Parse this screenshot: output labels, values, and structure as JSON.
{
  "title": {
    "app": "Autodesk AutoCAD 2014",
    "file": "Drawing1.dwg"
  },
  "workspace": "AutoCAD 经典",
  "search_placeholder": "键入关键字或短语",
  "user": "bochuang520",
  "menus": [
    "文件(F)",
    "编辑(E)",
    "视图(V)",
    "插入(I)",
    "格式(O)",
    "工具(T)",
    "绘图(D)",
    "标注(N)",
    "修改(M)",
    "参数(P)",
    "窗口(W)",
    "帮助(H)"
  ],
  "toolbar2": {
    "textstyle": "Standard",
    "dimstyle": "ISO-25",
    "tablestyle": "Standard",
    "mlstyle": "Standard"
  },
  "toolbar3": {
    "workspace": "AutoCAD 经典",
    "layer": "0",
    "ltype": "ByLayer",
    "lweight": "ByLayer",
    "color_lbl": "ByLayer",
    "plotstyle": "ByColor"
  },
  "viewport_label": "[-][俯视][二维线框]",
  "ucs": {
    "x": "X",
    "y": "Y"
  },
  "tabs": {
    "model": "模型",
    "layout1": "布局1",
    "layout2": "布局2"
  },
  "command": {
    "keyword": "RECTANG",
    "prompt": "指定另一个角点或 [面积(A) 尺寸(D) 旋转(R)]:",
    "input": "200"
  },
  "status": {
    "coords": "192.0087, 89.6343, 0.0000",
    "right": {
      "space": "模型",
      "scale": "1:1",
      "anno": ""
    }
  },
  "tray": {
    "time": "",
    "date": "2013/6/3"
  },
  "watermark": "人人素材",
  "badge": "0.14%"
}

========

◆ **Required work**:
Repeat the lines above exactly.

◆ **Worked solution**:
Parse this screenshot: output labels, values, and structure as JSON.
{
  "title": {
    "app": "Autodesk AutoCAD 2014",
    "file": "Drawing1.dwg"
  },
  "workspace": "AutoCAD 经典",
  "search_placeholder": "键入关键字或短语",
  "user": "bochuang520",
  "menus": [
    "文件(F)",
    "编辑(E)",
    "视图(V)",
    "插入(I)",
    "格式(O)",
    "工具(T)",
    "绘图(D)",
    "标注(N)",
    "修改(M)",
    "参数(P)",
    "窗口(W)",
    "帮助(H)"
  ],
  "toolbar2": {
    "textstyle": "Standard",
    "dimstyle": "ISO-25",
    "tablestyle": "Standard",
    "mlstyle": "Standard"
  },
  "toolbar3": {
    "workspace": "AutoCAD 经典",
    "layer": "0",
    "ltype": "ByLayer",
    "lweight": "ByLayer",
    "color_lbl": "ByLayer",
    "plotstyle": "ByColor"
  },
  "viewport_label": "[-][俯视][二维线框]",
  "ucs": {
    "x": "X",
    "y": "Y"
  },
  "tabs": {
    "model": "模型",
    "layout1": "布局1",
    "layout2": "布局2"
  },
  "command": {
    "keyword": "RECTANG",
    "prompt": "指定另一个角点或 [面积(A) 尺寸(D) 旋转(R)]:",
    "input": "200"
  },
  "status": {
    "coords": "192.0087, 89.6343, 0.0000",
    "right": {
      "space": "模型",
      "scale": "1:1",
      "anno": ""
    }
  },
  "tray": {
    "time": "",
    "date": "2013/6/3"
  },
  "watermark": "人人素材",
  "badge": "0.14%"
}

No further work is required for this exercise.